### GOAL 1
List every actor that the Lone Star review names as playing a role in the film.

### SUPPLIED TEXT
◇ ◇ ◇ ◇ ◇ ◇ ◇

Survival of the Fittest

Lone Star
Phenomenon
Moll Flanders
Independence Day
The Phantom
The New Season


Phenomenon
stars Kyra Sedgwick (left) as the supportive girlfriend of John Travolta, an auto mechanic whose life takes a mystifying turn on his 37th birthday.
LONE STAR (A-3, R) is the sleeper of the summer. Writer-director John Sayles (The Secret of Roan Inish) offers a fresh, complex, contemporary western set on the Tex-Mex border. Sheriff Sam Deeds (Chris Cooper), working under the shadow of his deceased, legendary sheriff-father, Buddy, pursues a 40-year-old murder investigation.

The Sam/Buddy relationship and the unraveling mystery are only part of an ingenious tapestry. Buddy was imperfect, both as authority and father, but he's a step up from the previous sheriff, the racist and corrupt Charley Wade. (Buddy and Charley are played in flashback, with sizzling good vs. evil charisma, by Matthew McConaughey and Kris Kristofferson.)

Sam also has a frustrated, long-standing love for Pilar (Elizabeth Pena), with overtones of Romeo and Juliet. The cultural entanglements and the parent-child tensions are explored with subtlety.

Lone Star is wickedly satisfying, offering melodrama, romance and violence. A plot twist forces Sam and Pilar to make moral choices. Rare quality adult movie; Oscar-level dialogue; recommended for mature viewers.

INDEPENDENCE DAY (A-3, PG-13): Aliens in a gigantic spacecraft set off the biggest explosions of the summer, taking out American icons like the Capitol and White House before the good guys rally. It's an awesome $70 million spectacle, provided by the makers of Stargate, mostly emulating the 1970's disaster movies with doomed urban crowds running in panic from computer-generated flying debris.

◇ ◇ ◇ ◇ ◇ ◇ ◇

### GOAL 2
Rewrite the records from the first line through the line containing "view-details-link[interactable]: 查看详情 xyxy=(97,421,145,438)", swapping "card-description" for "card-subtitle" and leaving everything else as it is.

[Entries from a collection]

◇ ◇ ◇ ◇ ◇ ◇ ◇

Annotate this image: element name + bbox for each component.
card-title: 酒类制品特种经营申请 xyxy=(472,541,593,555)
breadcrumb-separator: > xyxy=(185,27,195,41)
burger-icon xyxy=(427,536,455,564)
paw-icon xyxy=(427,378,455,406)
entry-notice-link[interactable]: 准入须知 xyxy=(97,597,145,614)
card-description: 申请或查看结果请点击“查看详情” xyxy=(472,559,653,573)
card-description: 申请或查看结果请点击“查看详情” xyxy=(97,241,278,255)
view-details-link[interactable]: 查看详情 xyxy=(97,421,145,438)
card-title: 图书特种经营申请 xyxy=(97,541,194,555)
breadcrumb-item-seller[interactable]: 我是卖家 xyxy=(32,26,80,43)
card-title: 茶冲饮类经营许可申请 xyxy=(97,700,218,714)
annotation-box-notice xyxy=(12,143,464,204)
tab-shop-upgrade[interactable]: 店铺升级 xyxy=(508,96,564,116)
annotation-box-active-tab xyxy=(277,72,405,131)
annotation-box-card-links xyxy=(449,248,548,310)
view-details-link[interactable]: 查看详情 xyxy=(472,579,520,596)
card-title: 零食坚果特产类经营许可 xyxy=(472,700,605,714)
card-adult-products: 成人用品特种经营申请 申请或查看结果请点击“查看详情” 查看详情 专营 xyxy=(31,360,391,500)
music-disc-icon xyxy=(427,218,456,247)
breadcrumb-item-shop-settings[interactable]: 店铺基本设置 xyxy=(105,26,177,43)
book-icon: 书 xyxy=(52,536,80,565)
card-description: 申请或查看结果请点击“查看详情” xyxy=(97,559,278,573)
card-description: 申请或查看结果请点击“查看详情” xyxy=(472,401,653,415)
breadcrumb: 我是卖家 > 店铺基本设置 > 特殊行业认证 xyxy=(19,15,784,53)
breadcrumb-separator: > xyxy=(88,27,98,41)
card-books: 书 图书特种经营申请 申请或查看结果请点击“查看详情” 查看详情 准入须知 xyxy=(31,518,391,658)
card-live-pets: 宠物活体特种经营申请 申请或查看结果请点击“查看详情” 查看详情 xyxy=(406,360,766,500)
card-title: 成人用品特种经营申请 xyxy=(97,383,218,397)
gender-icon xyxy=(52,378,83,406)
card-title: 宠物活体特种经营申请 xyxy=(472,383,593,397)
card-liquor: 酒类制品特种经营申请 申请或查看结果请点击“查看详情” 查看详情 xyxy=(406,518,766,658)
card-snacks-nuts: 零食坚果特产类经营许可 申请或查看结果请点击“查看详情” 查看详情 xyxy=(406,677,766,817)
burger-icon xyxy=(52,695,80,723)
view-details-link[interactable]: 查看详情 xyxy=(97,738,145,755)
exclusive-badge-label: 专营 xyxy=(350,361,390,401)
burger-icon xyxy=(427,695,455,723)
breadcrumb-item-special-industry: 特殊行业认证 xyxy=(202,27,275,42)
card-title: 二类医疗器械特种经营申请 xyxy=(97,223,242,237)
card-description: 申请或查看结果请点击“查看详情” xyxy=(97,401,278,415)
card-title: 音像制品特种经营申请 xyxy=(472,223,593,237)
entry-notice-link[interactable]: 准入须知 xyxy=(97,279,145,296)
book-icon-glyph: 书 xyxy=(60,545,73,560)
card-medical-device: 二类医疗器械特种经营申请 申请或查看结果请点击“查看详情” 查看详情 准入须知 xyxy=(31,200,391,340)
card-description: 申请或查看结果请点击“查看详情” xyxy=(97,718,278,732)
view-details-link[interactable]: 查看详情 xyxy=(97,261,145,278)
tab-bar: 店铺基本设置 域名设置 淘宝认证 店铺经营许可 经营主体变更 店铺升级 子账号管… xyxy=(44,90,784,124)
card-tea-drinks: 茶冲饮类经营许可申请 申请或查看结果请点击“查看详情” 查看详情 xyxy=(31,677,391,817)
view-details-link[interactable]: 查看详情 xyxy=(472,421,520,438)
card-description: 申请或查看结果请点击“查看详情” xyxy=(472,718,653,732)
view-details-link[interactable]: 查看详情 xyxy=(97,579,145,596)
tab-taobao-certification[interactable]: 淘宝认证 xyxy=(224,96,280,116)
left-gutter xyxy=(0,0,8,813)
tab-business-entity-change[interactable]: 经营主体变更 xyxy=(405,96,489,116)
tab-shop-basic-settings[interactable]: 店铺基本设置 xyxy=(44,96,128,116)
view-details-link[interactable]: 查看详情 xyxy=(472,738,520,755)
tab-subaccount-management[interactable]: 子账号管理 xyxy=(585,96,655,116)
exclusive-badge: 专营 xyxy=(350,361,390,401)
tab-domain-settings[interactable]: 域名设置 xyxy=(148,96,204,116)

◇ ◇ ◇ ◇ ◇ ◇ ◇

### COMPLETE ANSWER 1
Chris Cooper, Matthew McConaughey, Kris Kristofferson, Elizabeth Pena

### COMPLETE ANSWER 2
Annotate this image: element name + bbox for each component.
card-title: 酒类制品特种经营申请 xyxy=(472,541,593,555)
breadcrumb-separator: > xyxy=(185,27,195,41)
burger-icon xyxy=(427,536,455,564)
paw-icon xyxy=(427,378,455,406)
entry-notice-link[interactable]: 准入须知 xyxy=(97,597,145,614)
card-subtitle: 申请或查看结果请点击“查看详情” xyxy=(472,559,653,573)
card-subtitle: 申请或查看结果请点击“查看详情” xyxy=(97,241,278,255)
view-details-link[interactable]: 查看详情 xyxy=(97,421,145,438)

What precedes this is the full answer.